Dataset records
** start **

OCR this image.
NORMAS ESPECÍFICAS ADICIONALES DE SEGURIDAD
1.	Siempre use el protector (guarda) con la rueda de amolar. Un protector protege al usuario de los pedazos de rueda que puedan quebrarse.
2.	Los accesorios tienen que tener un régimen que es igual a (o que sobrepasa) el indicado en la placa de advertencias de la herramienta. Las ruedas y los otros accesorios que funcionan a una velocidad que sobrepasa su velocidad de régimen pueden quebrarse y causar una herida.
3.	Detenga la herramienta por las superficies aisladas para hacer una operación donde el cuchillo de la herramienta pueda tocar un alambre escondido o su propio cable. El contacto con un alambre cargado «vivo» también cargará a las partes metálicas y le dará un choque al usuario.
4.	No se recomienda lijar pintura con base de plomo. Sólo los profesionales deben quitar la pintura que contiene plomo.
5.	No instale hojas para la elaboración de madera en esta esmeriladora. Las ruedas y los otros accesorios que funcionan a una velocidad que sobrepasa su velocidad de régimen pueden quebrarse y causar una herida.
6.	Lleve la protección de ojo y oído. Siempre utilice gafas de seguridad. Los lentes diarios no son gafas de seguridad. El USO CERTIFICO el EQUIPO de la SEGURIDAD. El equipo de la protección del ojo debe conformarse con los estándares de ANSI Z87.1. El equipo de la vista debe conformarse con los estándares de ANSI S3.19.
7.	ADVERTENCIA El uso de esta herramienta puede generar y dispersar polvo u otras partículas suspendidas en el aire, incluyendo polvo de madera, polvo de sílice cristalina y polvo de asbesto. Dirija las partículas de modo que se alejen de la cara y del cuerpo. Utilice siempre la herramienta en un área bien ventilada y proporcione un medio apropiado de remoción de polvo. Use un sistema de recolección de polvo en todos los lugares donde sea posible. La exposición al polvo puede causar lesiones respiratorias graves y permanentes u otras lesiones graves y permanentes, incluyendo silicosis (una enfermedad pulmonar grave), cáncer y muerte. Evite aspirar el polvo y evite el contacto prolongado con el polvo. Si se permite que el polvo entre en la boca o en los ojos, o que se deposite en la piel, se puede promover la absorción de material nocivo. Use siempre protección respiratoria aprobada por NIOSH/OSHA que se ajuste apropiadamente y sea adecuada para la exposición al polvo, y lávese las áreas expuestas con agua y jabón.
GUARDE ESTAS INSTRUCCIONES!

** end **

» WHAT IS REQUIRED: From the listing above, pick out each line where the word "herida" appears.

» ANSWER:
2.	Los accesorios tienen que tener un régimen que es igual a (o que sobrepasa) el indicado en la placa de advertencias de la herramienta. Las ruedas y los otros accesorios que funcionan a una velocidad que sobrepasa su velocidad de régimen pueden quebrarse y causar una herida.
5.	No instale hojas para la elaboración de madera en esta esmeriladora. Las ruedas y los otros accesorios que funcionan a una velocidad que sobrepasa su velocidad de régimen pueden quebrarse y causar una herida.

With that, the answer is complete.